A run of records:
-- START --

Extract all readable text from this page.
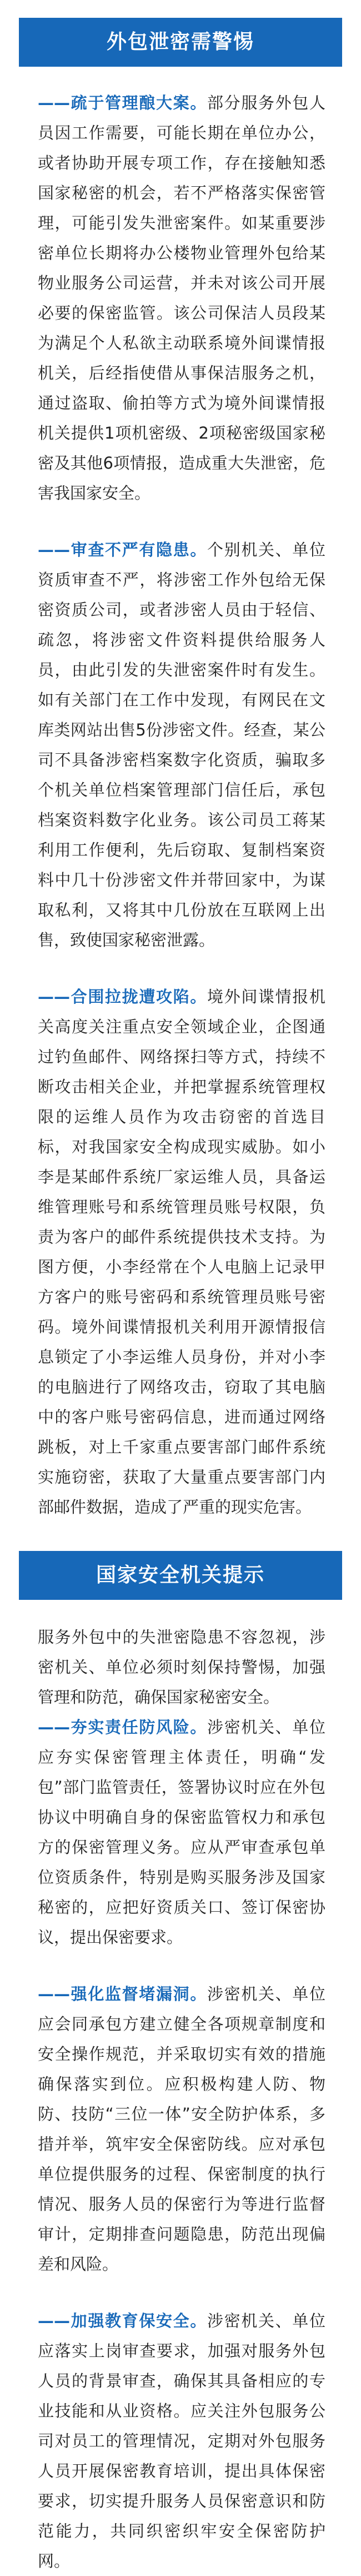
外包泄密需警惕

——疏于管理酿大案。部分服务外包人员因工作需要，可能长期在单位办公，或者协助开展专项工作，存在接触知悉国家秘密的机会，若不严格落实保密管理，可能引发失泄密案件。如某重要涉密单位长期将办公楼物业管理外包给某物业服务公司运营，并未对该公司开展必要的保密监管。该公司保洁人员段某为满足个人私欲主动联系境外间谍情报机关，后经指使借从事保洁服务之机，通过盗取、偷拍等方式为境外间谍情报机关提供1项机密级、2项秘密级国家秘密及其他6项情报，造成重大失泄密，危害我国家安全。

——审查不严有隐患。个别机关、单位资质审查不严，将涉密工作外包给无保密资质公司，或者涉密人员由于轻信、疏忽，将涉密文件资料提供给服务人员，由此引发的失泄密案件时有发生。如有关部门在工作中发现，有网民在文库类网站出售5份涉密文件。经查，某公司不具备涉密档案数字化资质，骗取多个机关单位档案管理部门信任后，承包档案资料数字化业务。该公司员工蒋某利用工作便利，先后窃取、复制档案资料中几十份涉密文件并带回家中，为谋取私利，又将其中几份放在互联网上出售，致使国家秘密泄露。

——合围拉拢遭攻陷。境外间谍情报机关高度关注重点安全领域企业，企图通过钓鱼邮件、网络探扫等方式，持续不断攻击相关企业，并把掌握系统管理权限的运维人员作为攻击窃密的首选目标，对我国家安全构成现实威胁。如小李是某邮件系统厂家运维人员，具备运维管理账号和系统管理员账号权限，负责为客户的邮件系统提供技术支持。为图方便，小李经常在个人电脑上记录甲方客户的账号密码和系统管理员账号密码。境外间谍情报机关利用开源情报信息锁定了小李运维人员身份，并对小李的电脑进行了网络攻击，窃取了其电脑中的客户账号密码信息，进而通过网络跳板，对上千家重点要害部门邮件系统实施窃密，获取了大量重点要害部门内部邮件数据，造成了严重的现实危害。

国家安全机关提示

服务外包中的失泄密隐患不容忽视，涉密机关、单位必须时刻保持警惕，加强管理和防范，确保国家秘密安全。

——夯实责任防风险。涉密机关、单位应夯实保密管理主体责任，明确“发包”部门监管责任，签署协议时应在外包协议中明确自身的保密监管权力和承包方的保密管理义务。应从严审查承包单位资质条件，特别是购买服务涉及国家秘密的，应把好资质关口、签订保密协议，提出保密要求。

——强化监督堵漏洞。涉密机关、单位应会同承包方建立健全各项规章制度和安全操作规范，并采取切实有效的措施确保落实到位。应积极构建人防、物防、技防“三位一体”安全防护体系，多措并举，筑牢安全保密防线。应对承包单位提供服务的过程、保密制度的执行情况、服务人员的保密行为等进行监督审计，定期排查问题隐患，防范出现偏差和风险。

——加强教育保安全。涉密机关、单位应落实上岗审查要求，加强对服务外包人员的背景审查，确保其具备相应的专业技能和从业资格。应关注外包服务公司对员工的管理情况，定期对外包服务人员开展保密教育培训，提出具体保密要求，切实提升服务人员保密意识和防范能力，共同织密织牢安全保密防护网。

-- END --

• Requirement
Strip the images and reproduce the remaining records precisely.

• Exercise answer
Extract all readable text from this page.
外包泄密需警惕

——疏于管理酿大案。部分服务外包人员因工作需要，可能长期在单位办公，或者协助开展专项工作，存在接触知悉国家秘密的机会，若不严格落实保密管理，可能引发失泄密案件。如某重要涉密单位长期将办公楼物业管理外包给某物业服务公司运营，并未对该公司开展必要的保密监管。该公司保洁人员段某为满足个人私欲主动联系境外间谍情报机关，后经指使借从事保洁服务之机，通过盗取、偷拍等方式为境外间谍情报机关提供1项机密级、2项秘密级国家秘密及其他6项情报，造成重大失泄密，危害我国家安全。

——审查不严有隐患。个别机关、单位资质审查不严，将涉密工作外包给无保密资质公司，或者涉密人员由于轻信、疏忽，将涉密文件资料提供给服务人员，由此引发的失泄密案件时有发生。如有关部门在工作中发现，有网民在文库类网站出售5份涉密文件。经查，某公司不具备涉密档案数字化资质，骗取多个机关单位档案管理部门信任后，承包档案资料数字化业务。该公司员工蒋某利用工作便利，先后窃取、复制档案资料中几十份涉密文件并带回家中，为谋取私利，又将其中几份放在互联网上出售，致使国家秘密泄露。

——合围拉拢遭攻陷。境外间谍情报机关高度关注重点安全领域企业，企图通过钓鱼邮件、网络探扫等方式，持续不断攻击相关企业，并把掌握系统管理权限的运维人员作为攻击窃密的首选目标，对我国家安全构成现实威胁。如小李是某邮件系统厂家运维人员，具备运维管理账号和系统管理员账号权限，负责为客户的邮件系统提供技术支持。为图方便，小李经常在个人电脑上记录甲方客户的账号密码和系统管理员账号密码。境外间谍情报机关利用开源情报信息锁定了小李运维人员身份，并对小李的电脑进行了网络攻击，窃取了其电脑中的客户账号密码信息，进而通过网络跳板，对上千家重点要害部门邮件系统实施窃密，获取了大量重点要害部门内部邮件数据，造成了严重的现实危害。

国家安全机关提示

服务外包中的失泄密隐患不容忽视，涉密机关、单位必须时刻保持警惕，加强管理和防范，确保国家秘密安全。

——夯实责任防风险。涉密机关、单位应夯实保密管理主体责任，明确“发包”部门监管责任，签署协议时应在外包协议中明确自身的保密监管权力和承包方的保密管理义务。应从严审查承包单位资质条件，特别是购买服务涉及国家秘密的，应把好资质关口、签订保密协议，提出保密要求。

——强化监督堵漏洞。涉密机关、单位应会同承包方建立健全各项规章制度和安全操作规范，并采取切实有效的措施确保落实到位。应积极构建人防、物防、技防“三位一体”安全防护体系，多措并举，筑牢安全保密防线。应对承包单位提供服务的过程、保密制度的执行情况、服务人员的保密行为等进行监督审计，定期排查问题隐患，防范出现偏差和风险。

——加强教育保安全。涉密机关、单位应落实上岗审查要求，加强对服务外包人员的背景审查，确保其具备相应的专业技能和从业资格。应关注外包服务公司对员工的管理情况，定期对外包服务人员开展保密教育培训，提出具体保密要求，切实提升服务人员保密意识和防范能力，共同织密织牢安全保密防护网。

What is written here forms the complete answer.